TASK DIRECTIONS — Identify and copy all lines of the material where the string "text" is found.

==== GIVEN RECORDS

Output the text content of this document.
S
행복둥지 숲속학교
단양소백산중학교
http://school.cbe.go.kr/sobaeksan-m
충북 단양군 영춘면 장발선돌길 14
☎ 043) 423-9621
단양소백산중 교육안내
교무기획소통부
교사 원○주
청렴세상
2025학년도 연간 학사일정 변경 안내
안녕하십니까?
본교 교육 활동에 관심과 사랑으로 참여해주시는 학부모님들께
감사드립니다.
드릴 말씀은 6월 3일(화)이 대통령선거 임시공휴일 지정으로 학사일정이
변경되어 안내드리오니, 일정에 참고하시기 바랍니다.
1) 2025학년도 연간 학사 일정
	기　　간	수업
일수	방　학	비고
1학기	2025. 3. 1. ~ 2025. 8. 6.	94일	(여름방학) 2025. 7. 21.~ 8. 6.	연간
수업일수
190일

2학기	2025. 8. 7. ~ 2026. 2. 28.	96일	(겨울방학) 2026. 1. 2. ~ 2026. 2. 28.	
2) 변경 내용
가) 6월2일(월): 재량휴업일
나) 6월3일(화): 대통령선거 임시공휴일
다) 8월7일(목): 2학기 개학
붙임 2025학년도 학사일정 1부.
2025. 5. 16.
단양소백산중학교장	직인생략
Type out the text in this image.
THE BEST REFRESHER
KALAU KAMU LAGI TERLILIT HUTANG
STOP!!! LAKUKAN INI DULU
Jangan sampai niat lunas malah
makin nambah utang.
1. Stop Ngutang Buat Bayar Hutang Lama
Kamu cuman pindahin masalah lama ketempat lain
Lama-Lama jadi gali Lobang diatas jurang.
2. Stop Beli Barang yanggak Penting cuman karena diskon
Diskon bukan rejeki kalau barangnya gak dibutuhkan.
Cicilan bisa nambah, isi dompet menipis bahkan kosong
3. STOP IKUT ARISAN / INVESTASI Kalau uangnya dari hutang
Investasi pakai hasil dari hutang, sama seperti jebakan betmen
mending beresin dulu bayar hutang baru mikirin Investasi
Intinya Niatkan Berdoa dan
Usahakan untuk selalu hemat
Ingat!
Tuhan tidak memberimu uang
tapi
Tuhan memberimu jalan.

========

TASK RESPONSE —
Output the text content of this document.
Type out the text in this image.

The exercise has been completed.